#### What you have to do
Collect every line below that contains the word "责任单位".

#### Task data
## Begin
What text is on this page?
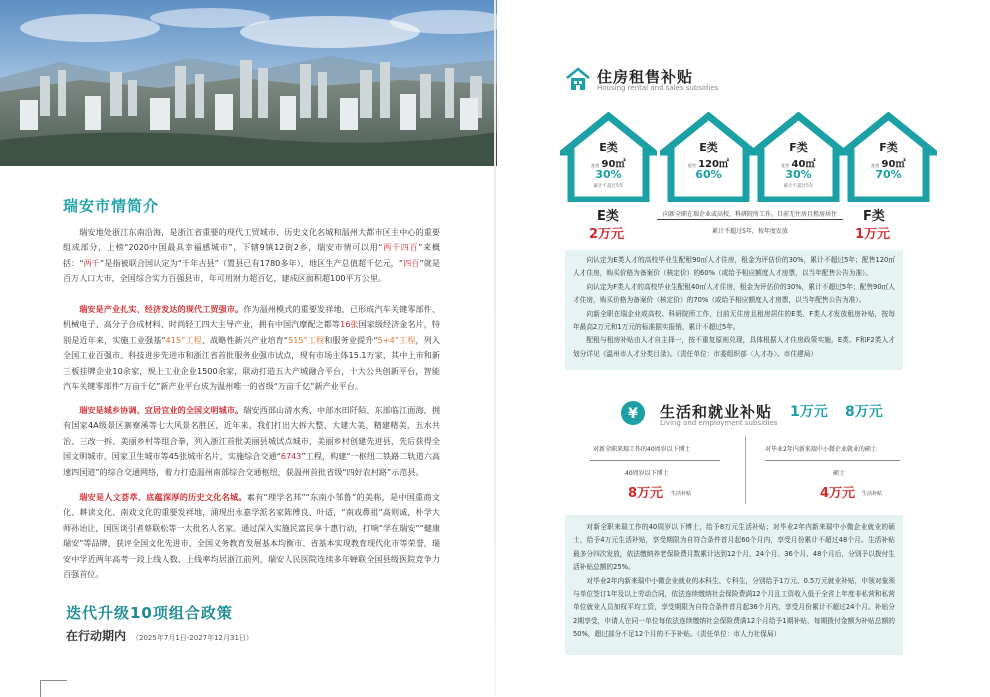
瑞安市情简介
瑞安地处浙江东南沿海，是浙江省重要的现代工贸城市、历史文化名城和温州大都市区主中心的重要组成部分，上榜“2020中国最具幸福感城市”，下辖9镇12街2乡，瑞安市情可以用“两千四百”来概括：“两千”是指被联合国认定为“千年古县”（置县已有1780多年），地区生产总值超千亿元，“四百”就是百万人口大市，全国综合实力百强县市，年可用财力超百亿，建成区面积超100平方公里。
瑞安是产业扎实、经济发达的现代工贸强市。作为温州模式的重要发祥地，已形成汽车关键零部件、机械电子、高分子合成材料、时尚轻工四大主导产业，拥有中国汽摩配之都等16张国家级经济金名片，特别是近年来，实施工业强基“415”工程、战略性新兴产业培育“515”工程和服务业提升“5+4”工程，列入全国工业百强市、科技进步先进市和浙江省首批服务业强市试点，现有市场主体15.1万家，其中上市和新三板挂牌企业10余家，规上工业企业1500余家，联动打造五大产城融合平台，十大公共创新平台，智能汽车关键零部件“万亩千亿”新产业平台成为温州唯一的省级“万亩千亿”新产业平台。
瑞安是城乡协调、宜居宜业的全国文明城市。瑞安西部山清水秀、中部水田阡陌、东部临江面海，拥有国家4A级景区寨寮溪等七大风景名胜区，近年来，我们打出大拆大整、大建大美、精建精美，五水共治、三改一拆、美丽乡村等组合拳，列入浙江首批美丽县城试点城市，美丽乡村创建先进县，先后获得全国文明城市、国家卫生城市等45张城市名片，实施综合交通“6743”工程，构建“一枢纽二铁路二轨道六高速四国道”的综合交通网络，着力打造温州南部综合交通枢纽，获温州首批省级“四好农村路”示范县。
瑞安是人文荟萃、底蕴深厚的历史文化名城。素有“理学名邦”“东南小邹鲁”的美称，是中国重商文化、耕读文化、南戏文化的重要发祥地，涌现出永嘉学派名家陈傅良、叶适，“南戏鼻祖”高则诚，朴学大师孙诒让，国医谈引者蔡联松等一大批名人名家。通过深入实施民富民享十惠行动，打响“学在瑞安”“健康瑞安”等品牌，获评全国文化先进市、全国义务教育发展基本均衡市、省基本实现教育现代化市等荣誉，瑞安中学近两年高考一段上线人数、上线率均居浙江前列，瑞安人民医院连续多年蝉联全国县级医院竞争力百强首位。
迭代升级10项组合政策
在行动期内 （2025年7月1日-2027年12月31日）
住房租售补贴
Housing rental and sales subsidies
E类
配售 90㎡
30%
累计不超过5年
E类
配售 120㎡
60%
F类
配售 40㎡
30%
累计不超过5年
F类
配售 90㎡
70%
E类
2万元
向新全职在瑞企业或高校、科研院所工作，目前无住房且租房居住
累计不超过5年，按年度发放
F类
1万元

向认定为E类人才的高校毕业生配租90㎡人才住房，租金为评估价的30%，累计不超过5年；配售120㎡人才住房，购买价格为备案价（核定价）的60%（或给予相应额度人才房票，以当年配售公告为准）。

向认定为F类人才的高校毕业生配租40㎡人才住房，租金为评估价的30%，累计不超过5年；配售90㎡人才住房，购买价格为备案价（核定价）的70%（或给予相应额度人才房票，以当年配售公告为准）。

向新全职在瑞企业或高校、科研院所工作，目前无住房且租房居住的E类、F类人才发放租房补贴，按每年最高2万元和1万元的标准据实报销，累计不超过5年。

配租与租房补贴由人才自主择一，按不重复原则兑现，具体根据人才住房政策实施，E类、F和F2类人才划分详见《温州市人才分类目录》。（责任单位：市委组织部〈人才办〉、市住建局）

¥ 生活和就业补贴
Living and employment subsidies
1万元 8万元
对新全职来瑞工作的40周岁以下博士
40周岁以下博士
8万元 生活补贴
对毕业2年内新来瑞中小微企业就业的硕士
硕士
4万元 生活补贴

对新全职来瑞工作的40周岁以下博士，给予8万元生活补贴；对毕业2年内新来瑞中小微企业就业的硕士，给予4万元生活补贴，享受期限为自符合条件首月起60个月内，享受月份累计不超过48个月。生活补贴最多分四次发放，依法缴纳养老保险费月数累计达到12个月、24个月、36个月、48个月后，分别予以拨付生活补贴总额的25%。

对毕业2年内新来瑞中小微企业就业的本科生、专科生，分别给予1万元、0.5万元就业补贴，申领对象须与单位签订1年及以上劳动合同，依法连续缴纳社会保险费满12个月且工资收入低于全省上年度非私营和私营单位就业人员加权平均工资，享受期限为自符合条件首月起36个月内，享受月份累计不超过24个月。补贴分2期享受，申请人在同一单位每依法连续缴纳社会保险费满12个月给予1期补贴，每期拨付金额为补贴总额的50%，超过部分不足12个月的不予补贴。（责任单位：市人力社保局）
## End
#### Answer to this task
配租与租房补贴由人才自主择一，按不重复原则兑现，具体根据人才住房政策实施，E类、F和F2类人才划分详见《温州市人才分类目录》。（责任单位：市委组织部〈人才办〉、市住建局）
对毕业2年内新来瑞中小微企业就业的本科生、专科生，分别给予1万元、0.5万元就业补贴，申领对象须与单位签订1年及以上劳动合同，依法连续缴纳社会保险费满12个月且工资收入低于全省上年度非私营和私营单位就业人员加权平均工资，享受期限为自符合条件首月起36个月内，享受月份累计不超过24个月。补贴分2期享受，申请人在同一单位每依法连续缴纳社会保险费满12个月给予1期补贴，每期拨付金额为补贴总额的50%，超过部分不足12个月的不予补贴。（责任单位：市人力社保局）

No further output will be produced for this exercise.